> _Goal_: Pictures do not belong in the copy; transcribe everything else in the records exactly.

-- Begin --

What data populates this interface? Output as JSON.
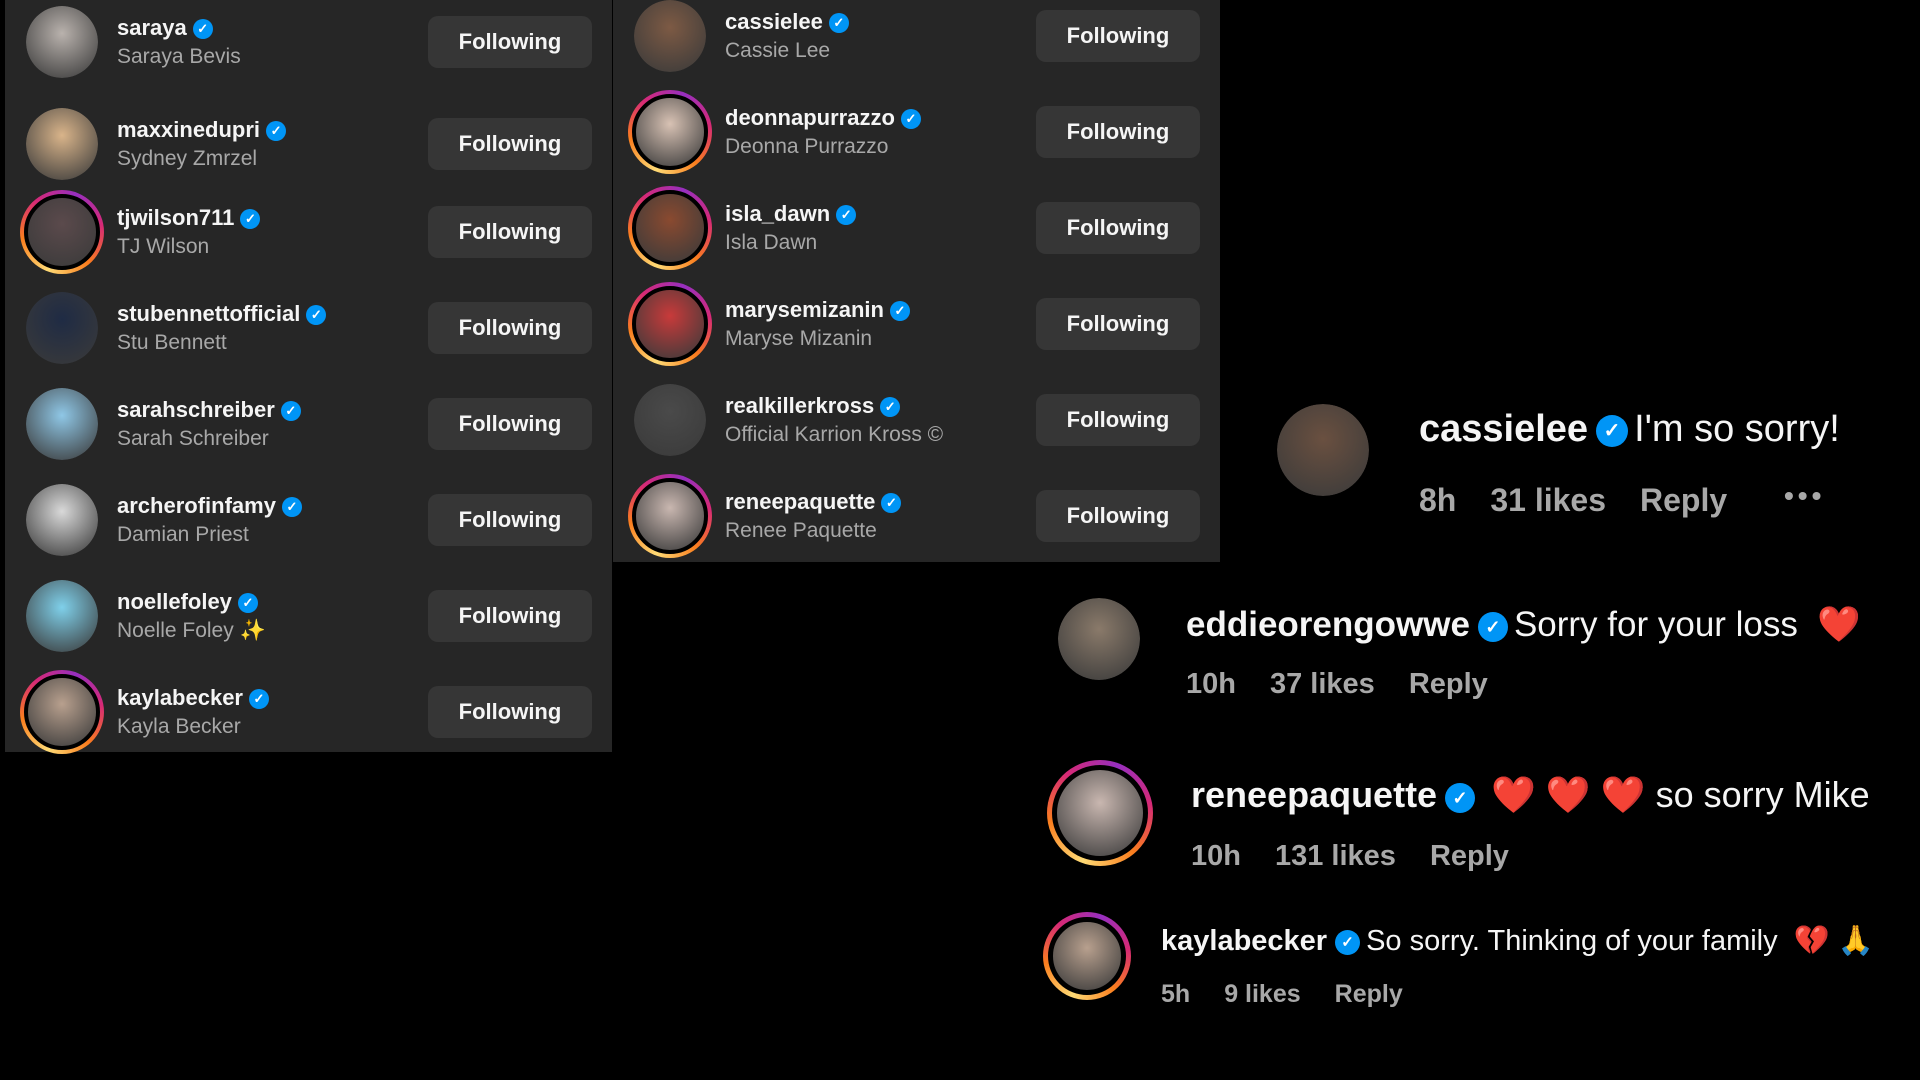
{
  "following_list_left": [
    {
      "username": "saraya",
      "name": "Saraya Bevis",
      "button": "Following",
      "ring": false,
      "avatar_color": "#b9b2ad"
    },
    {
      "username": "maxxinedupri",
      "name": "Sydney Zmrzel",
      "button": "Following",
      "ring": false,
      "avatar_color": "#d9b48a"
    },
    {
      "username": "tjwilson711",
      "name": "TJ Wilson",
      "button": "Following",
      "ring": true,
      "avatar_color": "#5b4a4c"
    },
    {
      "username": "stubennettofficial",
      "name": "Stu Bennett",
      "button": "Following",
      "ring": false,
      "avatar_color": "#1f2b44"
    },
    {
      "username": "sarahschreiber",
      "name": "Sarah Schreiber",
      "button": "Following",
      "ring": false,
      "avatar_color": "#8fc7e6"
    },
    {
      "username": "archerofinfamy",
      "name": "Damian Priest",
      "button": "Following",
      "ring": false,
      "avatar_color": "#d9d9d9"
    },
    {
      "username": "noellefoley",
      "name": "Noelle Foley",
      "name_emoji": "✨",
      "button": "Following",
      "ring": false,
      "avatar_color": "#7fd0ea"
    },
    {
      "username": "kaylabecker",
      "name": "Kayla Becker",
      "button": "Following",
      "ring": true,
      "avatar_color": "#b8a08e"
    }
  ],
  "following_list_right": [
    {
      "username": "cassielee",
      "name": "Cassie Lee",
      "button": "Following",
      "ring": false,
      "avatar_color": "#7d5a44"
    },
    {
      "username": "deonnapurrazzo",
      "name": "Deonna Purrazzo",
      "button": "Following",
      "ring": true,
      "avatar_color": "#d8c2b4"
    },
    {
      "username": "isla_dawn",
      "name": "Isla Dawn",
      "button": "Following",
      "ring": true,
      "avatar_color": "#8a4a30"
    },
    {
      "username": "marysemizanin",
      "name": "Maryse Mizanin",
      "button": "Following",
      "ring": true,
      "avatar_color": "#c83a3a"
    },
    {
      "username": "realkillerkross",
      "name": "Official Karrion Kross ©",
      "button": "Following",
      "ring": false,
      "avatar_color": "#4a4a4a"
    },
    {
      "username": "reneepaquette",
      "name": "Renee Paquette",
      "button": "Following",
      "ring": true,
      "avatar_color": "#c9b7b0"
    }
  ],
  "comments": [
    {
      "username": "cassielee",
      "text": "I'm so sorry!",
      "time": "8h",
      "likes": "31 likes",
      "reply": "Reply",
      "more": "•••",
      "ring": false,
      "avatar_color": "#6a5040"
    },
    {
      "username": "eddieorengowwe",
      "text": "Sorry for your loss",
      "emoji": "❤️",
      "time": "10h",
      "likes": "37 likes",
      "reply": "Reply",
      "ring": false,
      "avatar_color": "#8a7a6a"
    },
    {
      "username": "reneepaquette",
      "emoji_prefix": "❤️ ❤️ ❤️",
      "text": "so sorry Mike",
      "time": "10h",
      "likes": "131 likes",
      "reply": "Reply",
      "ring": true,
      "avatar_color": "#c9b7b0"
    },
    {
      "username": "kaylabecker",
      "text": "So sorry. Thinking of your family",
      "emoji": "💔 🙏",
      "time": "5h",
      "likes": "9 likes",
      "reply": "Reply",
      "ring": true,
      "avatar_color": "#b8a08e"
    }
  ],
  "colors": {
    "accent": "#0095f6",
    "button_bg": "#363636",
    "panel_bg": "#262626",
    "secondary_text": "#a8a8a8",
    "heart": "#ed1c24"
  }
}
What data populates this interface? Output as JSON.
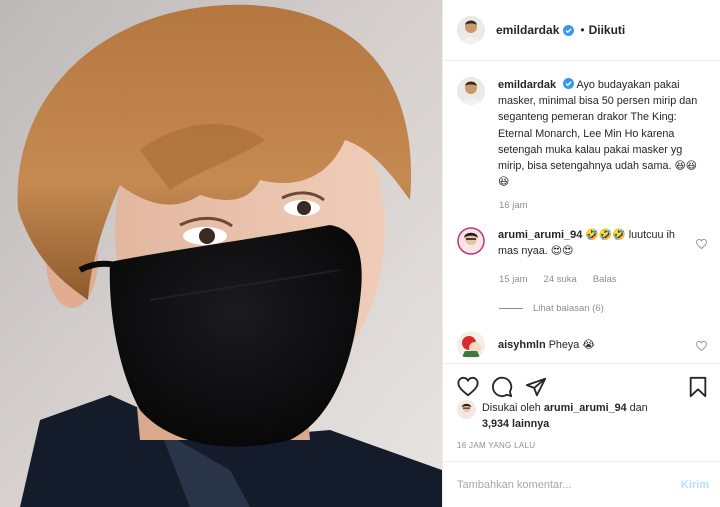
{
  "post": {
    "username": "emildardak",
    "follow_label": "Diikuti",
    "separator": "•",
    "photo_icon": "photo-person-wearing-black-mask"
  },
  "caption": {
    "username": "emildardak",
    "text": "Ayo budayakan pakai masker, minimal bisa 50 persen mirip dan seganteng pemeran drakor The King: Eternal Monarch, Lee Min Ho karena setengah muka kalau pakai masker yg mirip, bisa setengahnya udah sama. 😆😆😆",
    "time": "16 jam"
  },
  "comments": [
    {
      "username": "arumi_arumi_94",
      "text": "🤣🤣🤣 luutcuu ih mas nyaa. 😍😍",
      "time": "15 jam",
      "likes": "24 suka",
      "reply_label": "Balas",
      "view_replies": "Lihat balasan (6)"
    },
    {
      "username": "aisyhmln",
      "text": "Pheya 😭"
    }
  ],
  "actions": {
    "like_icon": "heart-icon",
    "comment_icon": "comment-icon",
    "share_icon": "share-icon",
    "save_icon": "bookmark-icon"
  },
  "likes": {
    "prefix": "Disukai oleh",
    "user": "arumi_arumi_94",
    "joiner": "dan",
    "others": "3,934 lainnya"
  },
  "timeago": "16 JAM YANG LALU",
  "add_comment": {
    "placeholder": "Tambahkan komentar...",
    "send_label": "Kirim"
  },
  "colors": {
    "accent_disabled": "#b2dffc",
    "verified": "#3897f0",
    "muted": "#8e8e8e",
    "border": "#efefef"
  }
}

-- End --

> _Finished exercise_:
What data populates this interface? Output as JSON.
{
  "following_list_left": [
    {
      "username": "saraya",
      "name": "Saraya Bevis",
      "button": "Following",
      "ring": false,
      "avatar_color": "#b9b2ad"
    },
    {
      "username": "maxxinedupri",
      "name": "Sydney Zmrzel",
      "button": "Following",
      "ring": false,
      "avatar_color": "#d9b48a"
    },
    {
      "username": "tjwilson711",
      "name": "TJ Wilson",
      "button": "Following",
      "ring": true,
      "avatar_color": "#5b4a4c"
    },
    {
      "username": "stubennettofficial",
      "name": "Stu Bennett",
      "button": "Following",
      "ring": false,
      "avatar_color": "#1f2b44"
    },
    {
      "username": "sarahschreiber",
      "name": "Sarah Schreiber",
      "button": "Following",
      "ring": false,
      "avatar_color": "#8fc7e6"
    },
    {
      "username": "archerofinfamy",
      "name": "Damian Priest",
      "button": "Following",
      "ring": false,
      "avatar_color": "#d9d9d9"
    },
    {
      "username": "noellefoley",
      "name": "Noelle Foley",
      "name_emoji": "✨",
      "button": "Following",
      "ring": false,
      "avatar_color": "#7fd0ea"
    },
    {
      "username": "kaylabecker",
      "name": "Kayla Becker",
      "button": "Following",
      "ring": true,
      "avatar_color": "#b8a08e"
    }
  ],
  "following_list_right": [
    {
      "username": "cassielee",
      "name": "Cassie Lee",
      "button": "Following",
      "ring": false,
      "avatar_color": "#7d5a44"
    },
    {
      "username": "deonnapurrazzo",
      "name": "Deonna Purrazzo",
      "button": "Following",
      "ring": true,
      "avatar_color": "#d8c2b4"
    },
    {
      "username": "isla_dawn",
      "name": "Isla Dawn",
      "button": "Following",
      "ring": true,
      "avatar_color": "#8a4a30"
    },
    {
      "username": "marysemizanin",
      "name": "Maryse Mizanin",
      "button": "Following",
      "ring": true,
      "avatar_color": "#c83a3a"
    },
    {
      "username": "realkillerkross",
      "name": "Official Karrion Kross ©",
      "button": "Following",
      "ring": false,
      "avatar_color": "#4a4a4a"
    },
    {
      "username": "reneepaquette",
      "name": "Renee Paquette",
      "button": "Following",
      "ring": true,
      "avatar_color": "#c9b7b0"
    }
  ],
  "comments": [
    {
      "username": "cassielee",
      "text": "I'm so sorry!",
      "time": "8h",
      "likes": "31 likes",
      "reply": "Reply",
      "more": "•••",
      "ring": false,
      "avatar_color": "#6a5040"
    },
    {
      "username": "eddieorengowwe",
      "text": "Sorry for your loss",
      "emoji": "❤️",
      "time": "10h",
      "likes": "37 likes",
      "reply": "Reply",
      "ring": false,
      "avatar_color": "#8a7a6a"
    },
    {
      "username": "reneepaquette",
      "emoji_prefix": "❤️ ❤️ ❤️",
      "text": "so sorry Mike",
      "time": "10h",
      "likes": "131 likes",
      "reply": "Reply",
      "ring": true,
      "avatar_color": "#c9b7b0"
    },
    {
      "username": "kaylabecker",
      "text": "So sorry. Thinking of your family",
      "emoji": "💔 🙏",
      "time": "5h",
      "likes": "9 likes",
      "reply": "Reply",
      "ring": true,
      "avatar_color": "#b8a08e"
    }
  ],
  "colors": {
    "accent": "#0095f6",
    "button_bg": "#363636",
    "panel_bg": "#262626",
    "secondary_text": "#a8a8a8",
    "heart": "#ed1c24"
  }
}
What data populates this interface? Output as JSON.
{
  "post": {
    "username": "emildardak",
    "follow_label": "Diikuti",
    "separator": "•",
    "photo_icon": "photo-person-wearing-black-mask"
  },
  "caption": {
    "username": "emildardak",
    "text": "Ayo budayakan pakai masker, minimal bisa 50 persen mirip dan seganteng pemeran drakor The King: Eternal Monarch, Lee Min Ho karena setengah muka kalau pakai masker yg mirip, bisa setengahnya udah sama. 😆😆😆",
    "time": "16 jam"
  },
  "comments": [
    {
      "username": "arumi_arumi_94",
      "text": "🤣🤣🤣 luutcuu ih mas nyaa. 😍😍",
      "time": "15 jam",
      "likes": "24 suka",
      "reply_label": "Balas",
      "view_replies": "Lihat balasan (6)"
    },
    {
      "username": "aisyhmln",
      "text": "Pheya 😭"
    }
  ],
  "actions": {
    "like_icon": "heart-icon",
    "comment_icon": "comment-icon",
    "share_icon": "share-icon",
    "save_icon": "bookmark-icon"
  },
  "likes": {
    "prefix": "Disukai oleh",
    "user": "arumi_arumi_94",
    "joiner": "dan",
    "others": "3,934 lainnya"
  },
  "timeago": "16 JAM YANG LALU",
  "add_comment": {
    "placeholder": "Tambahkan komentar...",
    "send_label": "Kirim"
  },
  "colors": {
    "accent_disabled": "#b2dffc",
    "verified": "#3897f0",
    "muted": "#8e8e8e",
    "border": "#efefef"
  }
}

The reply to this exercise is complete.